» Stated goal
Only lines holding the word "this" should be copied from the material.
═══ Records
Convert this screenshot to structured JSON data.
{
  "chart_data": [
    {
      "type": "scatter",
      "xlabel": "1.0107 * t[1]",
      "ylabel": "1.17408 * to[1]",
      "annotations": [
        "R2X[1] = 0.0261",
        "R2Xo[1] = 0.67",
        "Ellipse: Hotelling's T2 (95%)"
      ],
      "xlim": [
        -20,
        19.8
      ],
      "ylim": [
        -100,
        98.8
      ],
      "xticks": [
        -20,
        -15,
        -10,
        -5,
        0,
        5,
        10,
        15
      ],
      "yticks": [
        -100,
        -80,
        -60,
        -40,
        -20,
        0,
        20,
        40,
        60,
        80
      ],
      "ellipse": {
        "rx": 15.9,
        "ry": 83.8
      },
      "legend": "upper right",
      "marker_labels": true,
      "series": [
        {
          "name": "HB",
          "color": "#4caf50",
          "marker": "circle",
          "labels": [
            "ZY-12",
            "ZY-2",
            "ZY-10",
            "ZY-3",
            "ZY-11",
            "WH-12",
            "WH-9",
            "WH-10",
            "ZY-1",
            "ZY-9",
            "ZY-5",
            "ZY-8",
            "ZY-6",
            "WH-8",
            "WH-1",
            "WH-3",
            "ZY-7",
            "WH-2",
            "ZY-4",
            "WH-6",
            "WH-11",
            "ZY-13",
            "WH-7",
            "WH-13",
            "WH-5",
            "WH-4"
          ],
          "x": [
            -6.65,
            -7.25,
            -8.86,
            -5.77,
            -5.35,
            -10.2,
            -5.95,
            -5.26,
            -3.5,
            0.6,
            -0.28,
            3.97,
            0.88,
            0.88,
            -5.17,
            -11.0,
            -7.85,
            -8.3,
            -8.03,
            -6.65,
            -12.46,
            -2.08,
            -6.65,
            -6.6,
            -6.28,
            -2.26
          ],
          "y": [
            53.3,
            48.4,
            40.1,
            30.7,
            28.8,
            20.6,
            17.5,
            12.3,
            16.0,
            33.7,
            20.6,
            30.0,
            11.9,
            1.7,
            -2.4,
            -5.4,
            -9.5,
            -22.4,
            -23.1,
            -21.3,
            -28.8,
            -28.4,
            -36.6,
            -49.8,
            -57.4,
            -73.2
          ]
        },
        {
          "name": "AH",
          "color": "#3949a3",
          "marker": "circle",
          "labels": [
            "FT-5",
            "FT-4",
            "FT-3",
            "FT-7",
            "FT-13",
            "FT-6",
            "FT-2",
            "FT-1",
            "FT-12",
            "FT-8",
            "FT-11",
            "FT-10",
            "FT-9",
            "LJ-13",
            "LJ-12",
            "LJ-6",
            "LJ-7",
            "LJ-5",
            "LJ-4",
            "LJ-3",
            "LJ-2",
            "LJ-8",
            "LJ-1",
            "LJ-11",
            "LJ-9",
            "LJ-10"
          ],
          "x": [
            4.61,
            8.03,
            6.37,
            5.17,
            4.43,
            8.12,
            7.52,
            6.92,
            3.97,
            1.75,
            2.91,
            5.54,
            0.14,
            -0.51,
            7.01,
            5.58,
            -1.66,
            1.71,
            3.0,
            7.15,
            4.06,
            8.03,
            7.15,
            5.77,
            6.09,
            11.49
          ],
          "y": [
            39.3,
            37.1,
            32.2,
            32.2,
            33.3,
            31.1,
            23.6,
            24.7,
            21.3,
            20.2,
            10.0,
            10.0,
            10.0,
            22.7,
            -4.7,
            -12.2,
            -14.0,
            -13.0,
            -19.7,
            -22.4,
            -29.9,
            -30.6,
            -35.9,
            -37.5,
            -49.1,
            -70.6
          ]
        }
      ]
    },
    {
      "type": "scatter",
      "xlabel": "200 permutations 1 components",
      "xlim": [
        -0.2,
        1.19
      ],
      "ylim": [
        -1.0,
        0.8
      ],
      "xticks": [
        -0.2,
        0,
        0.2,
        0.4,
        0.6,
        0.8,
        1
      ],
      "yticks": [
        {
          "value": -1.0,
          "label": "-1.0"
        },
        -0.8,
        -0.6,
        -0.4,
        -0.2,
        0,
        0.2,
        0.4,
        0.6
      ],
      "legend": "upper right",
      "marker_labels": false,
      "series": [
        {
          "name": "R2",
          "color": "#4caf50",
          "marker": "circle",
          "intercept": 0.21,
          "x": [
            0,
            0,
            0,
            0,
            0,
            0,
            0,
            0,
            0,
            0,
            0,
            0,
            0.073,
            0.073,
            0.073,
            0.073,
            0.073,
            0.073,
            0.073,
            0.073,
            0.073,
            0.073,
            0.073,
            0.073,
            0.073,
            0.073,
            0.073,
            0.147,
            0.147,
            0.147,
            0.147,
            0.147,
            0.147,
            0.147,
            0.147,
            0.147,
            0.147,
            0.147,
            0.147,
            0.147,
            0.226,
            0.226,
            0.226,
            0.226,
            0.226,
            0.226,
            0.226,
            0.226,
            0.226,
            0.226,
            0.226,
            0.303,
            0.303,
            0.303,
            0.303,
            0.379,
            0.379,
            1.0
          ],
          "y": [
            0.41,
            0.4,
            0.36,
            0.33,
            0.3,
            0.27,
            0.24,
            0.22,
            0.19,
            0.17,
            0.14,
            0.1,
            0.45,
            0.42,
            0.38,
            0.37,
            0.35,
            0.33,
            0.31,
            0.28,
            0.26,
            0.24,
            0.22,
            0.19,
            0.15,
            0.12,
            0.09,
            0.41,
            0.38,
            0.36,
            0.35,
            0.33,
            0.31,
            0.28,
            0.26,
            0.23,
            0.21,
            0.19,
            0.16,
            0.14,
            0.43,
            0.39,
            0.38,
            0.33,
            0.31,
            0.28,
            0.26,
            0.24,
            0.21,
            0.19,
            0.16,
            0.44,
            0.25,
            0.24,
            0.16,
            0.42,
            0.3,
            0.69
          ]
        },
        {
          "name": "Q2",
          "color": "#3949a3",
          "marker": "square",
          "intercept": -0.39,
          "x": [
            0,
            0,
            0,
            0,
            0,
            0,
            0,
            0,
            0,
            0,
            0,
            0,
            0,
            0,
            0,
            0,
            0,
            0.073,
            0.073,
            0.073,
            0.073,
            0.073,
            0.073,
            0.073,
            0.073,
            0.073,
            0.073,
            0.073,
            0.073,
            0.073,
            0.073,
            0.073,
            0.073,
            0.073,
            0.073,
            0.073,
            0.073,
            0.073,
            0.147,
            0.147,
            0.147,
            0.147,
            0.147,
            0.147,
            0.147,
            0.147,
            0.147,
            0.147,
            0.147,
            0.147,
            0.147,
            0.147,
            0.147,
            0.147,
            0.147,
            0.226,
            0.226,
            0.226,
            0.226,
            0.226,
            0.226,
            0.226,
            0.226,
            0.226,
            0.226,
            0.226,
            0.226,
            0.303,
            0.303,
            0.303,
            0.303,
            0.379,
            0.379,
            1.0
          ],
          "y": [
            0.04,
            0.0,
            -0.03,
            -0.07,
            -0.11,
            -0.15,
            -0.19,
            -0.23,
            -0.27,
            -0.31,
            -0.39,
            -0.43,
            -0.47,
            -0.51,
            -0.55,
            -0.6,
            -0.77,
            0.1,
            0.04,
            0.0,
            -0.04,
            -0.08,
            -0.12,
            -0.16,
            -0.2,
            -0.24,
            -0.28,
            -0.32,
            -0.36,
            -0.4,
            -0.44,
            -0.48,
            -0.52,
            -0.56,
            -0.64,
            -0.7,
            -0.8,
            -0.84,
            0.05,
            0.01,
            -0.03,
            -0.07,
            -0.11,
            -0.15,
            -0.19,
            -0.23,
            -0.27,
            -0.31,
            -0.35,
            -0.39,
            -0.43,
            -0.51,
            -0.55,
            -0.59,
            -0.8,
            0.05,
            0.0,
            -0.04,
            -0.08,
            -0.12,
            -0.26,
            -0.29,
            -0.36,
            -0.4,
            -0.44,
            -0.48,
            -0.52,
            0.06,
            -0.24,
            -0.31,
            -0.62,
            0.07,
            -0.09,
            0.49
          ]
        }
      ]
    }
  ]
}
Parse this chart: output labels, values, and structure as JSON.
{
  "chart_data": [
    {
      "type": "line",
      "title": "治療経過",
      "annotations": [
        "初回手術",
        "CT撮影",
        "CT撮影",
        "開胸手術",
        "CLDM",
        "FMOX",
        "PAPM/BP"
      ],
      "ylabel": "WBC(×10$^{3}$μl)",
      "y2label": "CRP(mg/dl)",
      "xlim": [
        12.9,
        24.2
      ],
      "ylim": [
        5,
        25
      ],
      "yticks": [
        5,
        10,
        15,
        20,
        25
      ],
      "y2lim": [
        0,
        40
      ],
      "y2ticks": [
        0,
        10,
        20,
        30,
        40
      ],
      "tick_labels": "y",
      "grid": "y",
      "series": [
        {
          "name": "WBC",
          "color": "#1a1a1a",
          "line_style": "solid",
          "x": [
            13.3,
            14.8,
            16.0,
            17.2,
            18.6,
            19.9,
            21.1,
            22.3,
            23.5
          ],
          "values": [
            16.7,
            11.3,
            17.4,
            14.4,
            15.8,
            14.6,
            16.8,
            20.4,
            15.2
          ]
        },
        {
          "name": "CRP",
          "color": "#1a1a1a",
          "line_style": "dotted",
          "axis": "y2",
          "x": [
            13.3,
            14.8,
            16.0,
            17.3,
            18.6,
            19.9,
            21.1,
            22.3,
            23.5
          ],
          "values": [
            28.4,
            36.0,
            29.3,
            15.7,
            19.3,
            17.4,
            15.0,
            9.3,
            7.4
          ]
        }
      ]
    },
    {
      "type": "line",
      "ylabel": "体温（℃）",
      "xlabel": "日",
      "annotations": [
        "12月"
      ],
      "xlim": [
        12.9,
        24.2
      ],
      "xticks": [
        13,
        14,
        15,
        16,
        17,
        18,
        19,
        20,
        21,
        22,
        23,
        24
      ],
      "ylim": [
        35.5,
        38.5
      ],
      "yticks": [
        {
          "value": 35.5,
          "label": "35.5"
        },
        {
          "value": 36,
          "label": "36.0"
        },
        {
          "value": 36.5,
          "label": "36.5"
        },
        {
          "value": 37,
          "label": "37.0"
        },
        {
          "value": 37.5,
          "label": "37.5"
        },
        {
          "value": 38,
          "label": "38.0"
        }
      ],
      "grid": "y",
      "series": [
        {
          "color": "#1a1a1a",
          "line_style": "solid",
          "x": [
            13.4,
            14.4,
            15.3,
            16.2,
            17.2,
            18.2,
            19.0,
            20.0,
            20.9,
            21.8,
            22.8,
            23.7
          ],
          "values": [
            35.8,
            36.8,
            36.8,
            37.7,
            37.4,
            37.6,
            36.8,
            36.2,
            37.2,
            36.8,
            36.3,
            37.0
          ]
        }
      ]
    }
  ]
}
══════
» Written response
Convert this screenshot to structured JSON data.
Parse this chart: output labels, values, and structure as JSON.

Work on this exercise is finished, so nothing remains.